■ **Written request**: Quote the records beneath, complete and exact. Leave out images.

■ **Dataset items**:
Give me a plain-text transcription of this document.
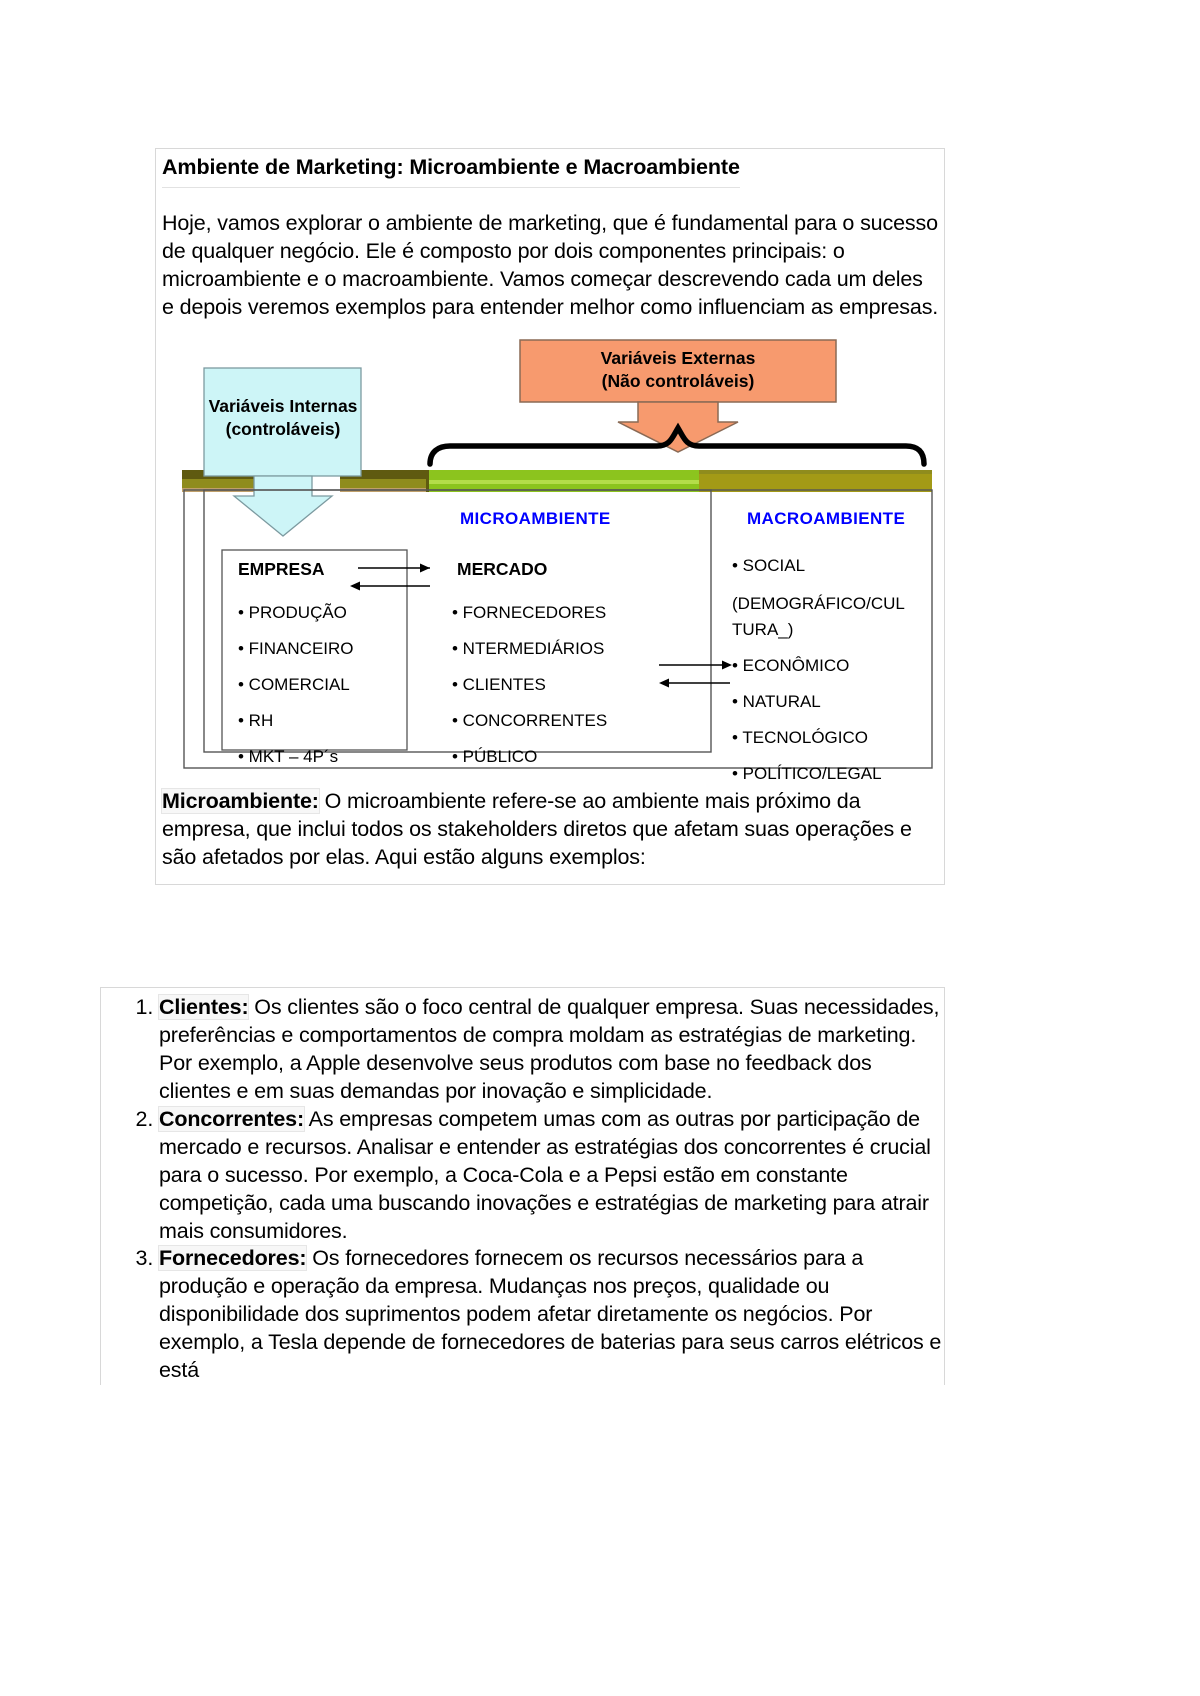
Ambiente de Marketing: Microambiente e Macroambiente

Hoje, vamos explorar o ambiente de marketing, que é fundamental para o sucesso de qualquer negócio. Ele é composto por dois componentes principais: o microambiente e o macroambiente. Vamos começar descrevendo cada um deles e depois veremos exemplos para entender melhor como influenciam as empresas.

Variáveis Externas
(Não controláveis)
Variáveis Internas
(controláveis)
MICROAMBIENTE	MACROAMBIENTE
EMPRESA
• PRODUÇÃO
• FINANCEIRO
• COMERCIAL
• RH
• MKT – 4P´s
MERCADO
• FORNECEDORES
• NTERMEDIÁRIOS
• CLIENTES
• CONCORRENTES
• PÚBLICO
• SOCIAL
(DEMOGRÁFICO/CUL
TURA_)
• ECONÔMICO
• NATURAL
• TECNOLÓGICO
• POLÍTICO/LEGAL

Microambiente: O microambiente refere-se ao ambiente mais próximo da empresa, que inclui todos os stakeholders diretos que afetam suas operações e são afetados por elas. Aqui estão alguns exemplos:

1. Clientes: Os clientes são o foco central de qualquer empresa. Suas necessidades, preferências e comportamentos de compra moldam as estratégias de marketing. Por exemplo, a Apple desenvolve seus produtos com base no feedback dos clientes e em suas demandas por inovação e simplicidade.
2. Concorrentes: As empresas competem umas com as outras por participação de mercado e recursos. Analisar e entender as estratégias dos concorrentes é crucial para o sucesso. Por exemplo, a Coca-Cola e a Pepsi estão em constante competição, cada uma buscando inovações e estratégias de marketing para atrair mais consumidores.
3. Fornecedores: Os fornecedores fornecem os recursos necessários para a produção e operação da empresa. Mudanças nos preços, qualidade ou disponibilidade dos suprimentos podem afetar diretamente os negócios. Por exemplo, a Tesla depende de fornecedores de baterias para seus carros elétricos e está
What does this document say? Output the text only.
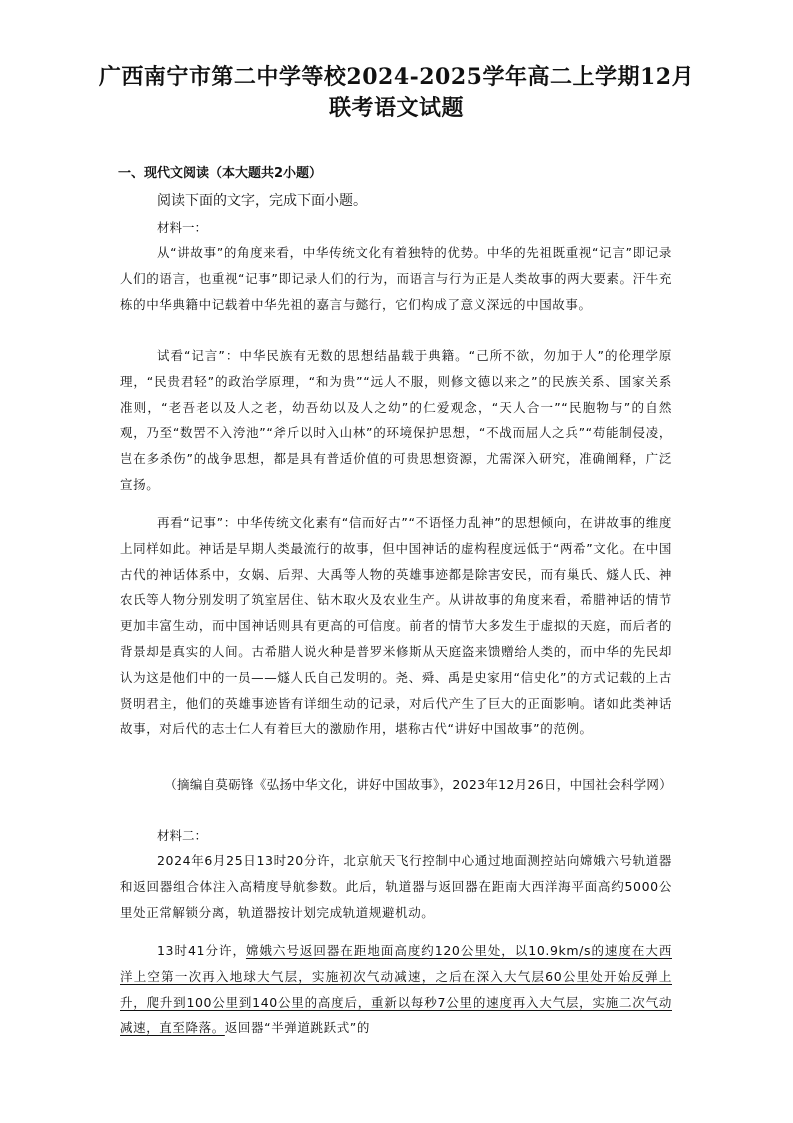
广西南宁市第二中学等校2024-2025学年高二上学期12月
联考语文试题
一、现代文阅读（本大题共2小题）
阅读下面的文字，完成下面小题。
材料一：
从“讲故事”的角度来看，中华传统文化有着独特的优势。中华的先祖既重视“记言”即记录人们的语言，也重视“记事”即记录人们的行为，而语言与行为正是人类故事的两大要素。汗牛充栋的中华典籍中记载着中华先祖的嘉言与懿行，它们构成了意义深远的中国故事。
试看“记言”：中华民族有无数的思想结晶载于典籍。“己所不欲，勿加于人”的伦理学原理，“民贵君轻”的政治学原理，“和为贵”“远人不服，则修文德以来之”的民族关系、国家关系准则，“老吾老以及人之老，幼吾幼以及人之幼”的仁爱观念，“天人合一”“民胞物与”的自然观，乃至“数罟不入洿池”“斧斤以时入山林”的环境保护思想，“不战而屈人之兵”“苟能制侵凌，岂在多杀伤”的战争思想，都是具有普适价值的可贵思想资源，尤需深入研究，准确阐释，广泛宣扬。
再看“记事”：中华传统文化素有“信而好古”“不语怪力乱神”的思想倾向，在讲故事的维度上同样如此。神话是早期人类最流行的故事，但中国神话的虚构程度远低于“两希”文化。在中国古代的神话体系中，女娲、后羿、大禹等人物的英雄事迹都是除害安民，而有巢氏、燧人氏、神农氏等人物分别发明了筑室居住、钻木取火及农业生产。从讲故事的角度来看，希腊神话的情节更加丰富生动，而中国神话则具有更高的可信度。前者的情节大多发生于虚拟的天庭，而后者的背景却是真实的人间。古希腊人说火种是普罗米修斯从天庭盗来馈赠给人类的，而中华的先民却认为这是他们中的一员——燧人氏自己发明的。尧、舜、禹是史家用“信史化”的方式记载的上古贤明君主，他们的英雄事迹皆有详细生动的记录，对后代产生了巨大的正面影响。诸如此类神话故事，对后代的志士仁人有着巨大的激励作用，堪称古代“讲好中国故事”的范例。
（摘编自莫砺锋《弘扬中华文化，讲好中国故事》，2023年12月26日，中国社会科学网）
材料二：
2024年6月25日13时20分许，北京航天飞行控制中心通过地面测控站向嫦娥六号轨道器和返回器组合体注入高精度导航参数。此后，轨道器与返回器在距南大西洋海平面高约5000公里处正常解锁分离，轨道器按计划完成轨道规避机动。
13时41分许，嫦娥六号返回器在距地面高度约120公里处，以10.9km/s的速度在大西洋上空第一次再入地球大气层，实施初次气动减速，之后在深入大气层60公里处开始反弹上升，爬升到100公里到140公里的高度后，重新以每秒7公里的速度再入大气层，实施二次气动减速，直至降落。返回器“半弹道跳跃式”的
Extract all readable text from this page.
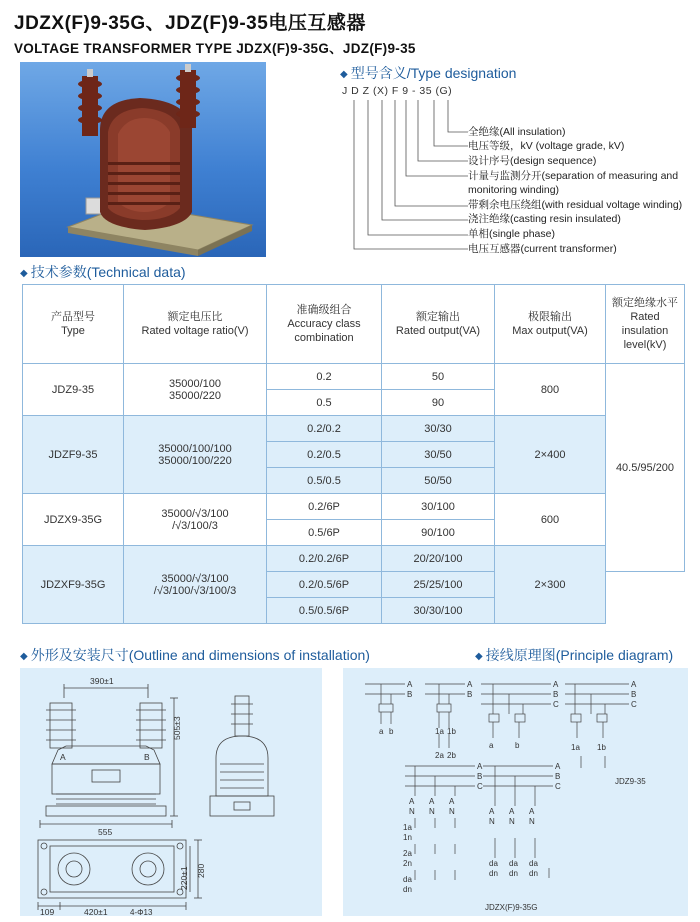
JDZX(F)9-35G、JDZ(F)9-35电压互感器
VOLTAGE TRANSFORMER TYPE JDZX(F)9-35G、JDZ(F)9-35
◆ 型号含义/Type designation
J D Z (X) F 9 - 35 (G)
全绝缘(All insulation)
电压等级，kV (voltage grade, kV)
设计序号(design sequence)
计量与监测分开(separation of measuring and
monitoring winding)
带剩余电压绕组(with residual voltage winding)
浇注绝缘(casting resin insulated)
单相(single phase)
电压互感器(current transformer)
◆ 技术参数(Technical data)
产品型号
Type	额定电压比
Rated voltage ratio(V)	准确级组合
Accuracy class
combination	额定输出
Rated output(VA)	极限输出
Max output(VA)	额定绝缘水平
Rated insulation
level(kV)
JDZ9-35	35000/100
35000/220	0.2	50	800	40.5/95/200
		0.5	90		
JDZF9-35	35000/100/100
35000/100/220	0.2/0.2	30/30	2×400	
		0.2/0.5	30/50		
		0.5/0.5	50/50		
JDZX9-35G	35000/√3/100
/√3/100/3	0.2/6P	30/100	600	
		0.5/6P	90/100		
JDZXF9-35G	35000/√3/100
/√3/100/√3/100/3	0.2/0.2/6P	20/20/100	2×300	
		0.2/0.5/6P	25/25/100		
		0.5/0.5/6P	30/30/100		
◆ 外形及安装尺寸(Outline and dimensions of installation)
390±1
505±3
555
280
220±1
109	420±1	4-Φ13
A	B
◆ 接线原理图(Principle diagram)
A
B
A
B
a b	1a 1b
2a 2b
A
B
C
A
B
C
a	b	1a 1b
A
B
C
A
B
C
A A A
N N N
1a
1n
2a
2n
da
dn
A A A
N N N
da da da
dn dn dn
JDZ9-35
JDZX(F)9-35G
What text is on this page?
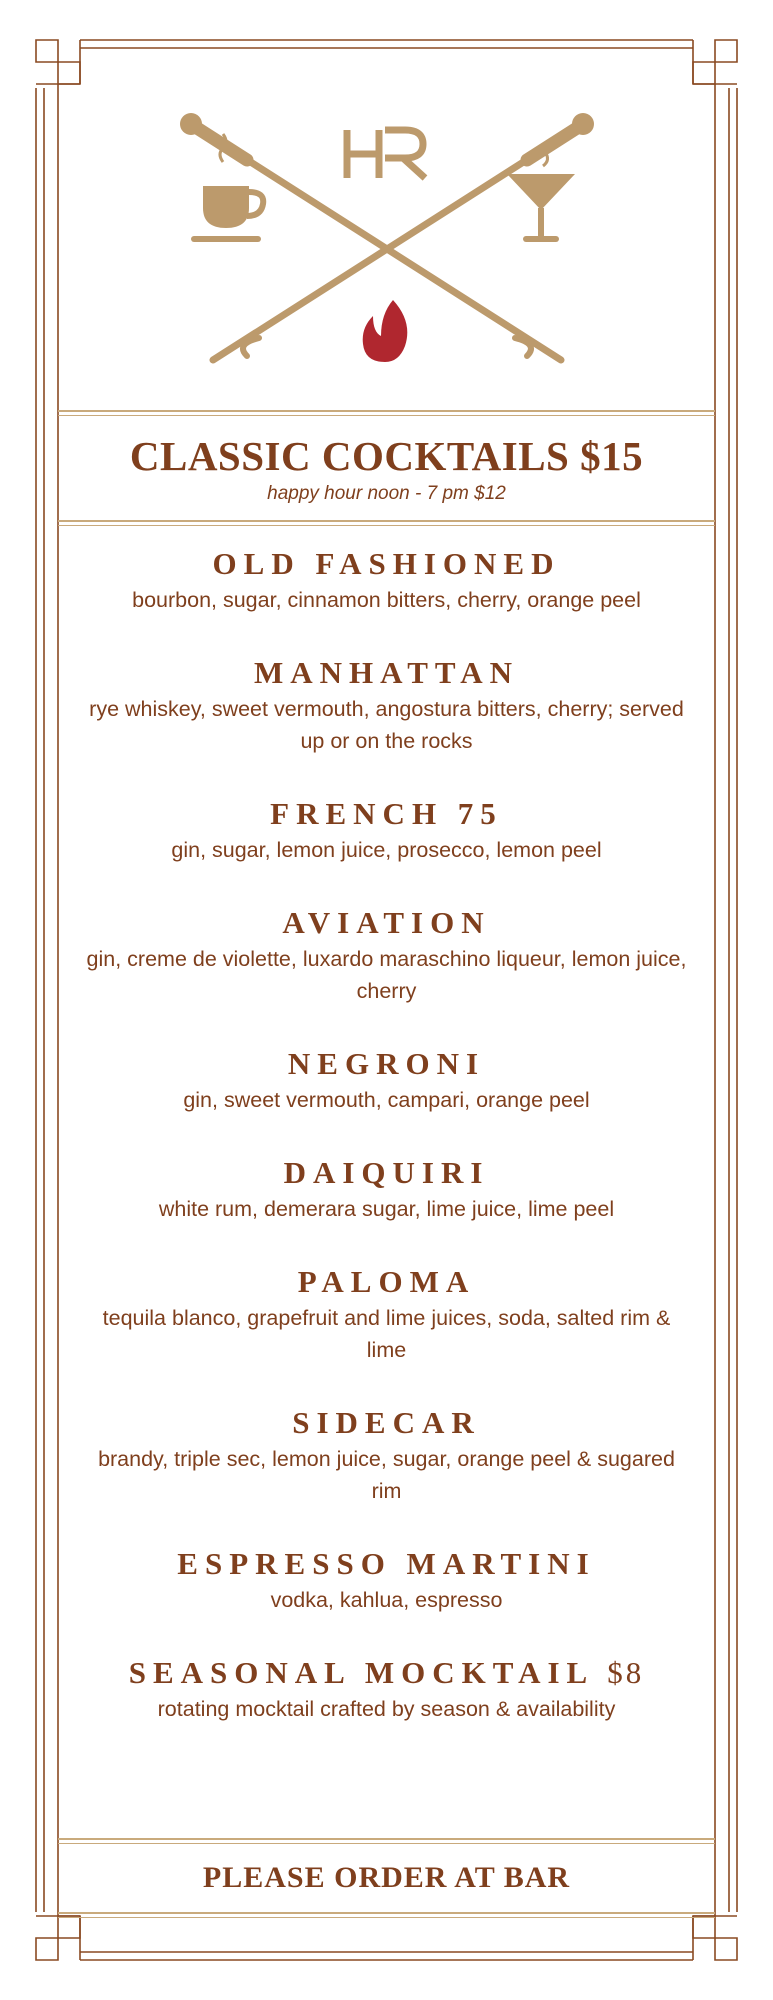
CLASSIC COCKTAILS $15
happy hour noon - 7 pm $12
OLD FASHIONED
bourbon, sugar, cinnamon bitters, cherry, orange peel
MANHATTAN
rye whiskey, sweet vermouth, angostura bitters, cherry; served up or on the rocks
FRENCH 75
gin, sugar, lemon juice, prosecco, lemon peel
AVIATION
gin, creme de violette, luxardo maraschino liqueur, lemon juice, cherry
NEGRONI
gin, sweet vermouth, campari, orange peel
DAIQUIRI
white rum, demerara sugar, lime juice, lime peel
PALOMA
tequila blanco, grapefruit and lime juices, soda, salted rim & lime
SIDECAR
brandy, triple sec, lemon juice, sugar, orange peel & sugared rim
ESPRESSO MARTINI
vodka, kahlua, espresso
SEASONAL MOCKTAIL $8
rotating mocktail crafted by season & availability
PLEASE ORDER AT BAR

■ **Response to this task**:
Give me a plain-text transcription of this document.
Ambiente de Marketing: Microambiente e Macroambiente

Hoje, vamos explorar o ambiente de marketing, que é fundamental para o sucesso de qualquer negócio. Ele é composto por dois componentes principais: o microambiente e o macroambiente. Vamos começar descrevendo cada um deles e depois veremos exemplos para entender melhor como influenciam as empresas.

Variáveis Externas
(Não controláveis)
Variáveis Internas
(controláveis)
MICROAMBIENTE	MACROAMBIENTE
EMPRESA
• PRODUÇÃO
• FINANCEIRO
• COMERCIAL
• RH
• MKT – 4P´s
MERCADO
• FORNECEDORES
• NTERMEDIÁRIOS
• CLIENTES
• CONCORRENTES
• PÚBLICO
• SOCIAL
(DEMOGRÁFICO/CUL
TURA_)
• ECONÔMICO
• NATURAL
• TECNOLÓGICO
• POLÍTICO/LEGAL

Microambiente: O microambiente refere-se ao ambiente mais próximo da empresa, que inclui todos os stakeholders diretos que afetam suas operações e são afetados por elas. Aqui estão alguns exemplos:

1. Clientes: Os clientes são o foco central de qualquer empresa. Suas necessidades, preferências e comportamentos de compra moldam as estratégias de marketing. Por exemplo, a Apple desenvolve seus produtos com base no feedback dos clientes e em suas demandas por inovação e simplicidade.
2. Concorrentes: As empresas competem umas com as outras por participação de mercado e recursos. Analisar e entender as estratégias dos concorrentes é crucial para o sucesso. Por exemplo, a Coca-Cola e a Pepsi estão em constante competição, cada uma buscando inovações e estratégias de marketing para atrair mais consumidores.
3. Fornecedores: Os fornecedores fornecem os recursos necessários para a produção e operação da empresa. Mudanças nos preços, qualidade ou disponibilidade dos suprimentos podem afetar diretamente os negócios. Por exemplo, a Tesla depende de fornecedores de baterias para seus carros elétricos e está
What does this document say? Output the text only.
广西南宁市第二中学等校2024-2025学年高二上学期12月
联考语文试题
一、现代文阅读（本大题共2小题）
阅读下面的文字，完成下面小题。
材料一：
从“讲故事”的角度来看，中华传统文化有着独特的优势。中华的先祖既重视“记言”即记录人们的语言，也重视“记事”即记录人们的行为，而语言与行为正是人类故事的两大要素。汗牛充栋的中华典籍中记载着中华先祖的嘉言与懿行，它们构成了意义深远的中国故事。
试看“记言”：中华民族有无数的思想结晶载于典籍。“己所不欲，勿加于人”的伦理学原理，“民贵君轻”的政治学原理，“和为贵”“远人不服，则修文德以来之”的民族关系、国家关系准则，“老吾老以及人之老，幼吾幼以及人之幼”的仁爱观念，“天人合一”“民胞物与”的自然观，乃至“数罟不入洿池”“斧斤以时入山林”的环境保护思想，“不战而屈人之兵”“苟能制侵凌，岂在多杀伤”的战争思想，都是具有普适价值的可贵思想资源，尤需深入研究，准确阐释，广泛宣扬。
再看“记事”：中华传统文化素有“信而好古”“不语怪力乱神”的思想倾向，在讲故事的维度上同样如此。神话是早期人类最流行的故事，但中国神话的虚构程度远低于“两希”文化。在中国古代的神话体系中，女娲、后羿、大禹等人物的英雄事迹都是除害安民，而有巢氏、燧人氏、神农氏等人物分别发明了筑室居住、钻木取火及农业生产。从讲故事的角度来看，希腊神话的情节更加丰富生动，而中国神话则具有更高的可信度。前者的情节大多发生于虚拟的天庭，而后者的背景却是真实的人间。古希腊人说火种是普罗米修斯从天庭盗来馈赠给人类的，而中华的先民却认为这是他们中的一员——燧人氏自己发明的。尧、舜、禹是史家用“信史化”的方式记载的上古贤明君主，他们的英雄事迹皆有详细生动的记录，对后代产生了巨大的正面影响。诸如此类神话故事，对后代的志士仁人有着巨大的激励作用，堪称古代“讲好中国故事”的范例。
（摘编自莫砺锋《弘扬中华文化，讲好中国故事》，2023年12月26日，中国社会科学网）
材料二：
2024年6月25日13时20分许，北京航天飞行控制中心通过地面测控站向嫦娥六号轨道器和返回器组合体注入高精度导航参数。此后，轨道器与返回器在距南大西洋海平面高约5000公里处正常解锁分离，轨道器按计划完成轨道规避机动。
13时41分许，嫦娥六号返回器在距地面高度约120公里处，以10.9km/s的速度在大西洋上空第一次再入地球大气层，实施初次气动减速，之后在深入大气层60公里处开始反弹上升，爬升到100公里到140公里的高度后，重新以每秒7公里的速度再入大气层，实施二次气动减速，直至降落。返回器“半弹道跳跃式”的
Extract all readable text from this page.
JDZX(F)9-35G、JDZ(F)9-35电压互感器
VOLTAGE TRANSFORMER TYPE JDZX(F)9-35G、JDZ(F)9-35
◆ 型号含义/Type designation
J D Z (X) F 9 - 35 (G)
全绝缘(All insulation)
电压等级，kV (voltage grade, kV)
设计序号(design sequence)
计量与监测分开(separation of measuring and
monitoring winding)
带剩余电压绕组(with residual voltage winding)
浇注绝缘(casting resin insulated)
单相(single phase)
电压互感器(current transformer)
◆ 技术参数(Technical data)
产品型号
Type	额定电压比
Rated voltage ratio(V)	准确级组合
Accuracy class
combination	额定输出
Rated output(VA)	极限输出
Max output(VA)	额定绝缘水平
Rated insulation
level(kV)
JDZ9-35	35000/100
35000/220	0.2	50	800	40.5/95/200
		0.5	90		
JDZF9-35	35000/100/100
35000/100/220	0.2/0.2	30/30	2×400	
		0.2/0.5	30/50		
		0.5/0.5	50/50		
JDZX9-35G	35000/√3/100
/√3/100/3	0.2/6P	30/100	600	
		0.5/6P	90/100		
JDZXF9-35G	35000/√3/100
/√3/100/√3/100/3	0.2/0.2/6P	20/20/100	2×300	
		0.2/0.5/6P	25/25/100		
		0.5/0.5/6P	30/30/100		
◆ 外形及安装尺寸(Outline and dimensions of installation)
390±1
505±3
555
280
220±1
109	420±1	4-Φ13
A	B
◆ 接线原理图(Principle diagram)
A
B
A
B
a b	1a 1b
2a 2b
A
B
C
A
B
C
a	b	1a 1b
A
B
C
A
B
C
A A A
N N N
1a
1n
2a
2n
da
dn
A A A
N N N
da da da
dn dn dn
JDZ9-35
JDZX(F)9-35G
What text is on this page?
CLASSIC COCKTAILS $15
happy hour noon - 7 pm $12
OLD FASHIONED
bourbon, sugar, cinnamon bitters, cherry, orange peel
MANHATTAN
rye whiskey, sweet vermouth, angostura bitters, cherry; served up or on the rocks
FRENCH 75
gin, sugar, lemon juice, prosecco, lemon peel
AVIATION
gin, creme de violette, luxardo maraschino liqueur, lemon juice, cherry
NEGRONI
gin, sweet vermouth, campari, orange peel
DAIQUIRI
white rum, demerara sugar, lime juice, lime peel
PALOMA
tequila blanco, grapefruit and lime juices, soda, salted rim & lime
SIDECAR
brandy, triple sec, lemon juice, sugar, orange peel & sugared rim
ESPRESSO MARTINI
vodka, kahlua, espresso
SEASONAL MOCKTAIL $8
rotating mocktail crafted by season & availability
PLEASE ORDER AT BAR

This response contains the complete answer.